Task requirements —
**1)** Name every country or group of countries mentioned in the text on Soviet health care.
**2)** According to the text on Soviet health care, what did glasnost help reveal about the system?

Text —
By the late 1960s the Soviet model of health care clearly could not maintain its initial successes. While health care advanced rapidly in the West, with new pharmaceuticals and surgical practices, the Soviet Union, and to a somewhat lesser extent its Central European satellites, suffered from the dual challenges of isolation from Western scientific developments and a reduction in funding for the so-called nonproductive sectors, including health care, largely because of the diversion of resources to military spending. The number of deaths that could be avoided by effective and timely medical care began to fall rapidly in Western countries, but remained high in the Soviet Union.

By the end of the 1980s, dissatisfaction with the Soviet model of health care was widespread. The gap with the West became ever more apparent, largely as a result of glasnost, which helped reveal that the system was much less equitable than official statements suggested. Those fortunate to work in politically privileged jobs or in successful enterprises that could cross-subsidize their facilities fared much better than those reliant on often very basic facilities. In many countries the use of connections or informal payments became widespread as a means of obtaining better quality treatment.

Consequently, when communism collapsed, changes in health care financing were inevitable and health policymakers turned to examples from Western countries. Several factors influenced their decisions. One was the priority placed on transparency. Decades of the government siphoning money from health care to transfer to sectors such as defense convinced them of the need for a transparent arrangement that would protect health care funds. Physicians, who were often politically influential, wanted a system that would reward them adequately for the work they did. However, the general public was interested in a system that maintained universal coverage and did not support the U.S. model, which left many poor people without care.

Records provided —
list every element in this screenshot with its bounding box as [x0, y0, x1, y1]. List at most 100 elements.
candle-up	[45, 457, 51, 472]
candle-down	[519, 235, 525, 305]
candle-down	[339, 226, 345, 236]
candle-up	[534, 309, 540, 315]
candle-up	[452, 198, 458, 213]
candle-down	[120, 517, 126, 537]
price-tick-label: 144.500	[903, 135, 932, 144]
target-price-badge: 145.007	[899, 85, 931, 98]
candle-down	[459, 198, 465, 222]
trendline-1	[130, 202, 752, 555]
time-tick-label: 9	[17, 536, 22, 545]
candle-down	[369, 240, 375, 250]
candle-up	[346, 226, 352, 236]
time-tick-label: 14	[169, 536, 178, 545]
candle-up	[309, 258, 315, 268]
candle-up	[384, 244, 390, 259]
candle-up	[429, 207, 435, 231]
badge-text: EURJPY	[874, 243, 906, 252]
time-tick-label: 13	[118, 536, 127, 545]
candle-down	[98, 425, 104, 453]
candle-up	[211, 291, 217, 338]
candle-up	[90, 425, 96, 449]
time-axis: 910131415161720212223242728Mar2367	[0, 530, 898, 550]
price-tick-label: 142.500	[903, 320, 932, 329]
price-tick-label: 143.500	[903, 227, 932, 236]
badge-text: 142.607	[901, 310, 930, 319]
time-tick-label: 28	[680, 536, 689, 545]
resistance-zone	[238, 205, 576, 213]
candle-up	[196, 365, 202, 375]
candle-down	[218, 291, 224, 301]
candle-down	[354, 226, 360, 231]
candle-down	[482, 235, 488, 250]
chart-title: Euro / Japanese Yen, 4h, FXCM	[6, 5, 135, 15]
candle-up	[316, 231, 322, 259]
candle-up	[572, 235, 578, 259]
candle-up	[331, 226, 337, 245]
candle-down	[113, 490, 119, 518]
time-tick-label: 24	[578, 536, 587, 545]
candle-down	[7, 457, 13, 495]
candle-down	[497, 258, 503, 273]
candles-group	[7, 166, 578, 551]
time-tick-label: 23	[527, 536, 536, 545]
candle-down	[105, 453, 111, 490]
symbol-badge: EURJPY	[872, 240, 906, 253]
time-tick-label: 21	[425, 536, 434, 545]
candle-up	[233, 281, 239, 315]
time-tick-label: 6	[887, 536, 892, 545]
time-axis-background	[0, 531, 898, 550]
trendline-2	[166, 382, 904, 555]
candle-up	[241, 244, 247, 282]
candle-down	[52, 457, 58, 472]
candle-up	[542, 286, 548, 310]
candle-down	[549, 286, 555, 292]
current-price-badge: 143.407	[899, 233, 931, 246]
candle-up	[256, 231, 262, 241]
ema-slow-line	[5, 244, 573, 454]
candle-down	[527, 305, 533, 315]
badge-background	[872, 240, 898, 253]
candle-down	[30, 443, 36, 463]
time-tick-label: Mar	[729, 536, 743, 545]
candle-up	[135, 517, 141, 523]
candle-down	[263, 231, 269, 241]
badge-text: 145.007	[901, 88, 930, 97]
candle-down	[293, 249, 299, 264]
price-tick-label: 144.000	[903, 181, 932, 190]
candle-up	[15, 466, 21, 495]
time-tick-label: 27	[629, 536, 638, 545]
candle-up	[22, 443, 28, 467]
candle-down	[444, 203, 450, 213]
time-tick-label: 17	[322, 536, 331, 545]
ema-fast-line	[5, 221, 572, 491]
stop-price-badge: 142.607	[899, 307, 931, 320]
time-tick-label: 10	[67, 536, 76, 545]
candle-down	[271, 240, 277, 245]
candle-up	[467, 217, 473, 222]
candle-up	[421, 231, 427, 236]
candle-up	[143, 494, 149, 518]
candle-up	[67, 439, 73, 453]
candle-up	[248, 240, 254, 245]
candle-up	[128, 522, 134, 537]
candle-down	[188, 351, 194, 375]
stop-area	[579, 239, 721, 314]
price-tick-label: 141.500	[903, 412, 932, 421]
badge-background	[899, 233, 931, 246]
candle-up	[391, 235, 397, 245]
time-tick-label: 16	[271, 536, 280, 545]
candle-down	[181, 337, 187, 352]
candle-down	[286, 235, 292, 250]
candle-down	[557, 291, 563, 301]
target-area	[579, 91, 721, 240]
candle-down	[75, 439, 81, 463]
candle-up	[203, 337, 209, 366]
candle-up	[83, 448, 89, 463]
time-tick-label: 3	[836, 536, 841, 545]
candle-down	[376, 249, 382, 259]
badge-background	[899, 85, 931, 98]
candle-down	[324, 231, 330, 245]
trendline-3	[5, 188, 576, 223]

Set of answers —
**1)** The Soviet Union, its Central European satellites, the West (Western countries), the U.S.

**2)** It showed that the system was much less equitable than official statements suggested.